(Records from a collection)
————————

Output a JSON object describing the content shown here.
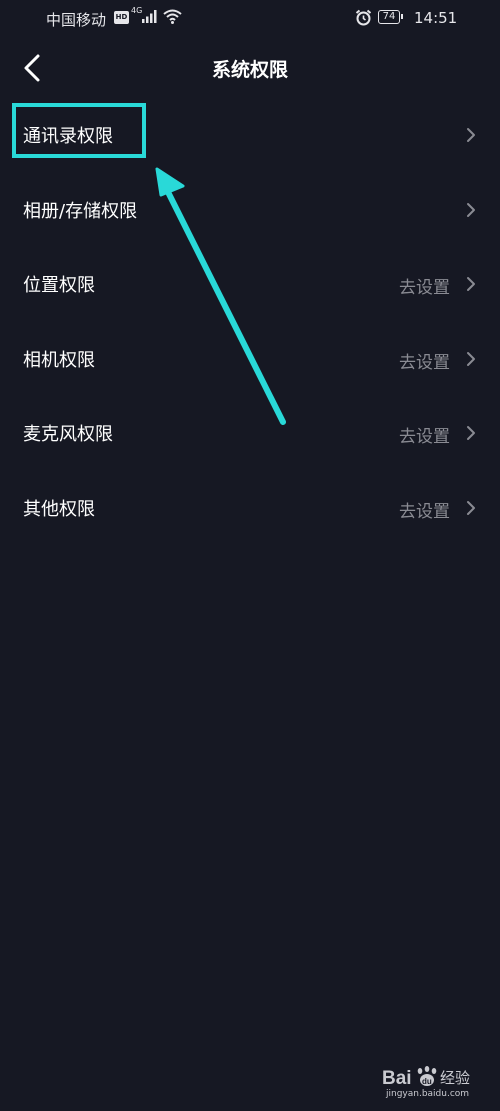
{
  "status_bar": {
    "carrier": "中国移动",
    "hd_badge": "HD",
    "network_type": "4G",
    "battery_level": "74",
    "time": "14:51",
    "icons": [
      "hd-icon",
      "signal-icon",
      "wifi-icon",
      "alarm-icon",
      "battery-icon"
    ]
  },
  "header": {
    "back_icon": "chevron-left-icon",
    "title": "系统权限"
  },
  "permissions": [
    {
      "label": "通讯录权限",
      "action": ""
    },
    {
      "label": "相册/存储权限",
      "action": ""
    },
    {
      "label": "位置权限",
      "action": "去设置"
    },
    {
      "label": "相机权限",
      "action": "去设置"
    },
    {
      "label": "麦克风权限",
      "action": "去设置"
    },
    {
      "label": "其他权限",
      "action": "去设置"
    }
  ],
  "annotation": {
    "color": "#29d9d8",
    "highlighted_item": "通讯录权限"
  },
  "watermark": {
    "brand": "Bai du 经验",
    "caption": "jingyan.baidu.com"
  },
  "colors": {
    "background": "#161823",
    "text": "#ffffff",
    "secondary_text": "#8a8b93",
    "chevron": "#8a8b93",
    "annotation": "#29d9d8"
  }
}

————————

(What you should do) Leave out the pictures and transcribe the entries above exactly.

(Finished answer)
Output a JSON object describing the content shown here.
{
  "status_bar": {
    "carrier": "中国移动",
    "hd_badge": "HD",
    "network_type": "4G",
    "battery_level": "74",
    "time": "14:51",
    "icons": [
      "hd-icon",
      "signal-icon",
      "wifi-icon",
      "alarm-icon",
      "battery-icon"
    ]
  },
  "header": {
    "back_icon": "chevron-left-icon",
    "title": "系统权限"
  },
  "permissions": [
    {
      "label": "通讯录权限",
      "action": ""
    },
    {
      "label": "相册/存储权限",
      "action": ""
    },
    {
      "label": "位置权限",
      "action": "去设置"
    },
    {
      "label": "相机权限",
      "action": "去设置"
    },
    {
      "label": "麦克风权限",
      "action": "去设置"
    },
    {
      "label": "其他权限",
      "action": "去设置"
    }
  ],
  "annotation": {
    "color": "#29d9d8",
    "highlighted_item": "通讯录权限"
  },
  "watermark": {
    "brand": "Bai du 经验",
    "caption": "jingyan.baidu.com"
  },
  "colors": {
    "background": "#161823",
    "text": "#ffffff",
    "secondary_text": "#8a8b93",
    "chevron": "#8a8b93",
    "annotation": "#29d9d8"
  }
}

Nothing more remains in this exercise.